WHAT THIS TASK INVOLVES: Write the records out again exactly, leaving no images in.

>> start AVAILABLE RECORDS

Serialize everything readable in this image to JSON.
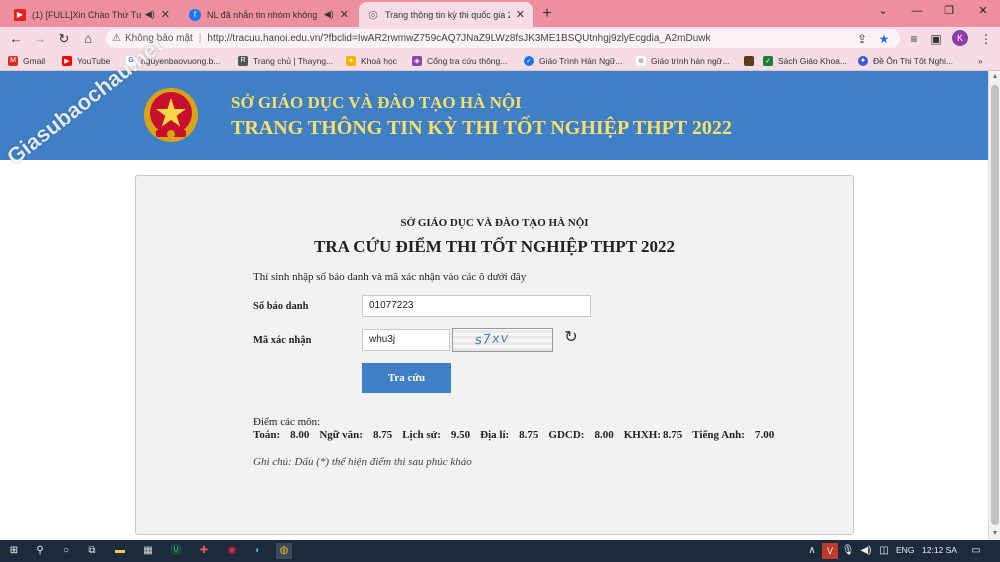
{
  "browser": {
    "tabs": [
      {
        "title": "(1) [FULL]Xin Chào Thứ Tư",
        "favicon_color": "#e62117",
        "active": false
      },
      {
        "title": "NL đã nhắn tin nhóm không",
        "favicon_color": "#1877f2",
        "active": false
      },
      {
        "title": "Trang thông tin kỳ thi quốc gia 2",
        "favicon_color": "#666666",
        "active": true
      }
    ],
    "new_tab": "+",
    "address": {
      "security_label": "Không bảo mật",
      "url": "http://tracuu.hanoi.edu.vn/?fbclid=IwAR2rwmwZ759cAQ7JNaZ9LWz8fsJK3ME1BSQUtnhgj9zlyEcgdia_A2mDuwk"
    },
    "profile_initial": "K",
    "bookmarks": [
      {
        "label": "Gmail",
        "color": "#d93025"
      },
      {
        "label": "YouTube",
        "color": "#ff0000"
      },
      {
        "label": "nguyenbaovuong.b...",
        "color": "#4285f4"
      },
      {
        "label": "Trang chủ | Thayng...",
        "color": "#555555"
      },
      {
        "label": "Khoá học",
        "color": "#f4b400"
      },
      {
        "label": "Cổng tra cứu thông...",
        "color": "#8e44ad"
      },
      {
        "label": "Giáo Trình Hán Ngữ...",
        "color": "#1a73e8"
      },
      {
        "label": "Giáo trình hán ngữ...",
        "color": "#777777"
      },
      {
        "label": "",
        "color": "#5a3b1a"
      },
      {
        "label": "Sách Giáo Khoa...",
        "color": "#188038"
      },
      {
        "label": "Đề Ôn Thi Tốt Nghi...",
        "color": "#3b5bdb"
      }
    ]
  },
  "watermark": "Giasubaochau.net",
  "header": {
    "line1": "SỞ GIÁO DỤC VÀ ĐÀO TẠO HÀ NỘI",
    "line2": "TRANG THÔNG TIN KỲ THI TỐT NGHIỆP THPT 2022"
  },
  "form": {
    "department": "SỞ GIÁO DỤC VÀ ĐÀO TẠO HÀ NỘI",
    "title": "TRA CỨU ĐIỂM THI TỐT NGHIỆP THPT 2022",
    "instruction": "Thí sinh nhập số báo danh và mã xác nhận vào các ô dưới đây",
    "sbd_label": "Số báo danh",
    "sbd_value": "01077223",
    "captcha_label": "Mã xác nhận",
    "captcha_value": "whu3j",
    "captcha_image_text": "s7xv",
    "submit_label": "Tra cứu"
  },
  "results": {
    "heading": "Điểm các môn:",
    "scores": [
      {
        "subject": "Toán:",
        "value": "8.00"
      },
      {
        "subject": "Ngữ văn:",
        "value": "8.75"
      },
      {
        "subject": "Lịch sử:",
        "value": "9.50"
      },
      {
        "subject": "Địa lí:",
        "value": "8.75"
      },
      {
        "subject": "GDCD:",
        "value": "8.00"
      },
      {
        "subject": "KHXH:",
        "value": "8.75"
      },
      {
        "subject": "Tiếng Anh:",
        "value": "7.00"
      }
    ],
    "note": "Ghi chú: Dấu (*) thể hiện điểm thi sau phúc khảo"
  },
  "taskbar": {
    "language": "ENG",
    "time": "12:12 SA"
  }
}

>> end AVAILABLE RECORDS

TASK ANSWER:
Serialize everything readable in this image to JSON.
{
  "browser": {
    "tabs": [
      {
        "title": "(1) [FULL]Xin Chào Thứ Tư",
        "favicon_color": "#e62117",
        "active": false
      },
      {
        "title": "NL đã nhắn tin nhóm không",
        "favicon_color": "#1877f2",
        "active": false
      },
      {
        "title": "Trang thông tin kỳ thi quốc gia 2",
        "favicon_color": "#666666",
        "active": true
      }
    ],
    "new_tab": "+",
    "address": {
      "security_label": "Không bảo mật",
      "url": "http://tracuu.hanoi.edu.vn/?fbclid=IwAR2rwmwZ759cAQ7JNaZ9LWz8fsJK3ME1BSQUtnhgj9zlyEcgdia_A2mDuwk"
    },
    "profile_initial": "K",
    "bookmarks": [
      {
        "label": "Gmail",
        "color": "#d93025"
      },
      {
        "label": "YouTube",
        "color": "#ff0000"
      },
      {
        "label": "nguyenbaovuong.b...",
        "color": "#4285f4"
      },
      {
        "label": "Trang chủ | Thayng...",
        "color": "#555555"
      },
      {
        "label": "Khoá học",
        "color": "#f4b400"
      },
      {
        "label": "Cổng tra cứu thông...",
        "color": "#8e44ad"
      },
      {
        "label": "Giáo Trình Hán Ngữ...",
        "color": "#1a73e8"
      },
      {
        "label": "Giáo trình hán ngữ...",
        "color": "#777777"
      },
      {
        "label": "",
        "color": "#5a3b1a"
      },
      {
        "label": "Sách Giáo Khoa...",
        "color": "#188038"
      },
      {
        "label": "Đề Ôn Thi Tốt Nghi...",
        "color": "#3b5bdb"
      }
    ]
  },
  "watermark": "Giasubaochau.net",
  "header": {
    "line1": "SỞ GIÁO DỤC VÀ ĐÀO TẠO HÀ NỘI",
    "line2": "TRANG THÔNG TIN KỲ THI TỐT NGHIỆP THPT 2022"
  },
  "form": {
    "department": "SỞ GIÁO DỤC VÀ ĐÀO TẠO HÀ NỘI",
    "title": "TRA CỨU ĐIỂM THI TỐT NGHIỆP THPT 2022",
    "instruction": "Thí sinh nhập số báo danh và mã xác nhận vào các ô dưới đây",
    "sbd_label": "Số báo danh",
    "sbd_value": "01077223",
    "captcha_label": "Mã xác nhận",
    "captcha_value": "whu3j",
    "captcha_image_text": "s7xv",
    "submit_label": "Tra cứu"
  },
  "results": {
    "heading": "Điểm các môn:",
    "scores": [
      {
        "subject": "Toán:",
        "value": "8.00"
      },
      {
        "subject": "Ngữ văn:",
        "value": "8.75"
      },
      {
        "subject": "Lịch sử:",
        "value": "9.50"
      },
      {
        "subject": "Địa lí:",
        "value": "8.75"
      },
      {
        "subject": "GDCD:",
        "value": "8.00"
      },
      {
        "subject": "KHXH:",
        "value": "8.75"
      },
      {
        "subject": "Tiếng Anh:",
        "value": "7.00"
      }
    ],
    "note": "Ghi chú: Dấu (*) thể hiện điểm thi sau phúc khảo"
  },
  "taskbar": {
    "language": "ENG",
    "time": "12:12 SA"
  }
}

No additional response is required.